Exercise instructions> In full and without deviation, write out the entries that follow.

(Dataset listings of figures)
-- -- --

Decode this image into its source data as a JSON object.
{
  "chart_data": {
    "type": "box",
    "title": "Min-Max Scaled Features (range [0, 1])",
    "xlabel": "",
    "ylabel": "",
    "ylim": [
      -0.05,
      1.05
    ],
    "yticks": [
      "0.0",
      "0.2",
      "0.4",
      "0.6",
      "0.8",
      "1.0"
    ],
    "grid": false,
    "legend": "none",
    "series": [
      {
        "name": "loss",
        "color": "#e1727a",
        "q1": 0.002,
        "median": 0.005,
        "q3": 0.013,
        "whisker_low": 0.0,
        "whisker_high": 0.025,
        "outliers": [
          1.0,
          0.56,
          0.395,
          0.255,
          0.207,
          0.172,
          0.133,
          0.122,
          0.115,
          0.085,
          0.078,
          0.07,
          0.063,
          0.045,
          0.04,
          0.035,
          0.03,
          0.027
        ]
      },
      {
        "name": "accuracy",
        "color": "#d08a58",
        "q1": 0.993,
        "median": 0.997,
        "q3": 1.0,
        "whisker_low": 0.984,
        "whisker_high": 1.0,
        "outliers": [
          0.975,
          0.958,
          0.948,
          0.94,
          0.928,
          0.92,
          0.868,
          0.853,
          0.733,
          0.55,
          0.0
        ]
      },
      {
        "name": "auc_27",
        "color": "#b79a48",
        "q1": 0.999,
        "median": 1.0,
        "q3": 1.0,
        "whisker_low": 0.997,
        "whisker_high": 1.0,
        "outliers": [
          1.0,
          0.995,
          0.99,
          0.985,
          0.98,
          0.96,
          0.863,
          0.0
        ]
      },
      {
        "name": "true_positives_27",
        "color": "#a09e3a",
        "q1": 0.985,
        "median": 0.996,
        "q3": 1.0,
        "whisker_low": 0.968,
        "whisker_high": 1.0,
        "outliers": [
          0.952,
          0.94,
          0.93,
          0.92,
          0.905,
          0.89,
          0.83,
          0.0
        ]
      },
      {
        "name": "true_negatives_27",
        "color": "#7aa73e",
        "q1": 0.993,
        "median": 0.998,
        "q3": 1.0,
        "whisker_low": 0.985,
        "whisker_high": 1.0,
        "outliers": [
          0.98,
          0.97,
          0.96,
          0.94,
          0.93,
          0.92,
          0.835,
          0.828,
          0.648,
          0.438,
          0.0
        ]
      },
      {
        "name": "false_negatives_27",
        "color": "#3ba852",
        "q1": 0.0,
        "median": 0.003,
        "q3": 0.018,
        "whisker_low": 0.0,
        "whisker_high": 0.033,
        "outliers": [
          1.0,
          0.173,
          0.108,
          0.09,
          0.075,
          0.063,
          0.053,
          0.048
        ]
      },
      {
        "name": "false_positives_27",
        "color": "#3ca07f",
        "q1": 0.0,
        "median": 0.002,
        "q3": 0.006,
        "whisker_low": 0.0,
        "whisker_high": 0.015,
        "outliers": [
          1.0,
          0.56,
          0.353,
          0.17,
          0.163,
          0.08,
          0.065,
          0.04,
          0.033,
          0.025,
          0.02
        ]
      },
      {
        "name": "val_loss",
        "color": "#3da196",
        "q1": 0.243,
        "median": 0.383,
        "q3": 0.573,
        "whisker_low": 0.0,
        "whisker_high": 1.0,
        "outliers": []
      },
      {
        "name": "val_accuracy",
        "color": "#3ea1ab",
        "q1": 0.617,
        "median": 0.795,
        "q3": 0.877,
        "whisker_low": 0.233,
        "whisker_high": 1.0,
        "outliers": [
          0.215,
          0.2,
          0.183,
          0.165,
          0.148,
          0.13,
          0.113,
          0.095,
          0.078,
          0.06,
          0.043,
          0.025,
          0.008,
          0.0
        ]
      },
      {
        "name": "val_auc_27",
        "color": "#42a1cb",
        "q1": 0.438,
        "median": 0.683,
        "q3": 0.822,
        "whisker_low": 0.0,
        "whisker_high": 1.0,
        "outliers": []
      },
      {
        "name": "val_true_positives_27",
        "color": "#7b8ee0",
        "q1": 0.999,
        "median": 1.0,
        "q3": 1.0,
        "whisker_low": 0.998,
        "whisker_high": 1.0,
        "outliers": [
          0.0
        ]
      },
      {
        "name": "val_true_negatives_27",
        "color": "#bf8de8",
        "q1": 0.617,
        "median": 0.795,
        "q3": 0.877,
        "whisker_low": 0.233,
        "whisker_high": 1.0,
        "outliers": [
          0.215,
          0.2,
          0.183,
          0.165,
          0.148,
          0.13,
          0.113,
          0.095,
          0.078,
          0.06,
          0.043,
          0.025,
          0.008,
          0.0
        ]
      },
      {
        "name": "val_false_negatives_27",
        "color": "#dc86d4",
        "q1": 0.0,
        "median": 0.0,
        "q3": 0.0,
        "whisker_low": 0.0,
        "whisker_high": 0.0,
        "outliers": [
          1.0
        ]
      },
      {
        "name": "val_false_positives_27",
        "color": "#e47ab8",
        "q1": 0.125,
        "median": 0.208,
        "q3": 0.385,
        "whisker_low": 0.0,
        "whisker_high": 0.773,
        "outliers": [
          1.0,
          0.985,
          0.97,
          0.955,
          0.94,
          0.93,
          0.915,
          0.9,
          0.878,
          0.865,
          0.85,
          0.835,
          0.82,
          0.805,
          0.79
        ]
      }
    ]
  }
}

-- -- --

Task output>
Decode this image into its source data as a JSON object.
{
  "chart_data": {
    "type": "box",
    "title": "Min-Max Scaled Features (range [0, 1])",
    "xlabel": "",
    "ylabel": "",
    "ylim": [
      -0.05,
      1.05
    ],
    "yticks": [
      "0.0",
      "0.2",
      "0.4",
      "0.6",
      "0.8",
      "1.0"
    ],
    "grid": false,
    "legend": "none",
    "series": [
      {
        "name": "loss",
        "color": "#e1727a",
        "q1": 0.002,
        "median": 0.005,
        "q3": 0.013,
        "whisker_low": 0.0,
        "whisker_high": 0.025,
        "outliers": [
          1.0,
          0.56,
          0.395,
          0.255,
          0.207,
          0.172,
          0.133,
          0.122,
          0.115,
          0.085,
          0.078,
          0.07,
          0.063,
          0.045,
          0.04,
          0.035,
          0.03,
          0.027
        ]
      },
      {
        "name": "accuracy",
        "color": "#d08a58",
        "q1": 0.993,
        "median": 0.997,
        "q3": 1.0,
        "whisker_low": 0.984,
        "whisker_high": 1.0,
        "outliers": [
          0.975,
          0.958,
          0.948,
          0.94,
          0.928,
          0.92,
          0.868,
          0.853,
          0.733,
          0.55,
          0.0
        ]
      },
      {
        "name": "auc_27",
        "color": "#b79a48",
        "q1": 0.999,
        "median": 1.0,
        "q3": 1.0,
        "whisker_low": 0.997,
        "whisker_high": 1.0,
        "outliers": [
          1.0,
          0.995,
          0.99,
          0.985,
          0.98,
          0.96,
          0.863,
          0.0
        ]
      },
      {
        "name": "true_positives_27",
        "color": "#a09e3a",
        "q1": 0.985,
        "median": 0.996,
        "q3": 1.0,
        "whisker_low": 0.968,
        "whisker_high": 1.0,
        "outliers": [
          0.952,
          0.94,
          0.93,
          0.92,
          0.905,
          0.89,
          0.83,
          0.0
        ]
      },
      {
        "name": "true_negatives_27",
        "color": "#7aa73e",
        "q1": 0.993,
        "median": 0.998,
        "q3": 1.0,
        "whisker_low": 0.985,
        "whisker_high": 1.0,
        "outliers": [
          0.98,
          0.97,
          0.96,
          0.94,
          0.93,
          0.92,
          0.835,
          0.828,
          0.648,
          0.438,
          0.0
        ]
      },
      {
        "name": "false_negatives_27",
        "color": "#3ba852",
        "q1": 0.0,
        "median": 0.003,
        "q3": 0.018,
        "whisker_low": 0.0,
        "whisker_high": 0.033,
        "outliers": [
          1.0,
          0.173,
          0.108,
          0.09,
          0.075,
          0.063,
          0.053,
          0.048
        ]
      },
      {
        "name": "false_positives_27",
        "color": "#3ca07f",
        "q1": 0.0,
        "median": 0.002,
        "q3": 0.006,
        "whisker_low": 0.0,
        "whisker_high": 0.015,
        "outliers": [
          1.0,
          0.56,
          0.353,
          0.17,
          0.163,
          0.08,
          0.065,
          0.04,
          0.033,
          0.025,
          0.02
        ]
      },
      {
        "name": "val_loss",
        "color": "#3da196",
        "q1": 0.243,
        "median": 0.383,
        "q3": 0.573,
        "whisker_low": 0.0,
        "whisker_high": 1.0,
        "outliers": []
      },
      {
        "name": "val_accuracy",
        "color": "#3ea1ab",
        "q1": 0.617,
        "median": 0.795,
        "q3": 0.877,
        "whisker_low": 0.233,
        "whisker_high": 1.0,
        "outliers": [
          0.215,
          0.2,
          0.183,
          0.165,
          0.148,
          0.13,
          0.113,
          0.095,
          0.078,
          0.06,
          0.043,
          0.025,
          0.008,
          0.0
        ]
      },
      {
        "name": "val_auc_27",
        "color": "#42a1cb",
        "q1": 0.438,
        "median": 0.683,
        "q3": 0.822,
        "whisker_low": 0.0,
        "whisker_high": 1.0,
        "outliers": []
      },
      {
        "name": "val_true_positives_27",
        "color": "#7b8ee0",
        "q1": 0.999,
        "median": 1.0,
        "q3": 1.0,
        "whisker_low": 0.998,
        "whisker_high": 1.0,
        "outliers": [
          0.0
        ]
      },
      {
        "name": "val_true_negatives_27",
        "color": "#bf8de8",
        "q1": 0.617,
        "median": 0.795,
        "q3": 0.877,
        "whisker_low": 0.233,
        "whisker_high": 1.0,
        "outliers": [
          0.215,
          0.2,
          0.183,
          0.165,
          0.148,
          0.13,
          0.113,
          0.095,
          0.078,
          0.06,
          0.043,
          0.025,
          0.008,
          0.0
        ]
      },
      {
        "name": "val_false_negatives_27",
        "color": "#dc86d4",
        "q1": 0.0,
        "median": 0.0,
        "q3": 0.0,
        "whisker_low": 0.0,
        "whisker_high": 0.0,
        "outliers": [
          1.0
        ]
      },
      {
        "name": "val_false_positives_27",
        "color": "#e47ab8",
        "q1": 0.125,
        "median": 0.208,
        "q3": 0.385,
        "whisker_low": 0.0,
        "whisker_high": 0.773,
        "outliers": [
          1.0,
          0.985,
          0.97,
          0.955,
          0.94,
          0.93,
          0.915,
          0.9,
          0.878,
          0.865,
          0.85,
          0.835,
          0.82,
          0.805,
          0.79
        ]
      }
    ]
  }
}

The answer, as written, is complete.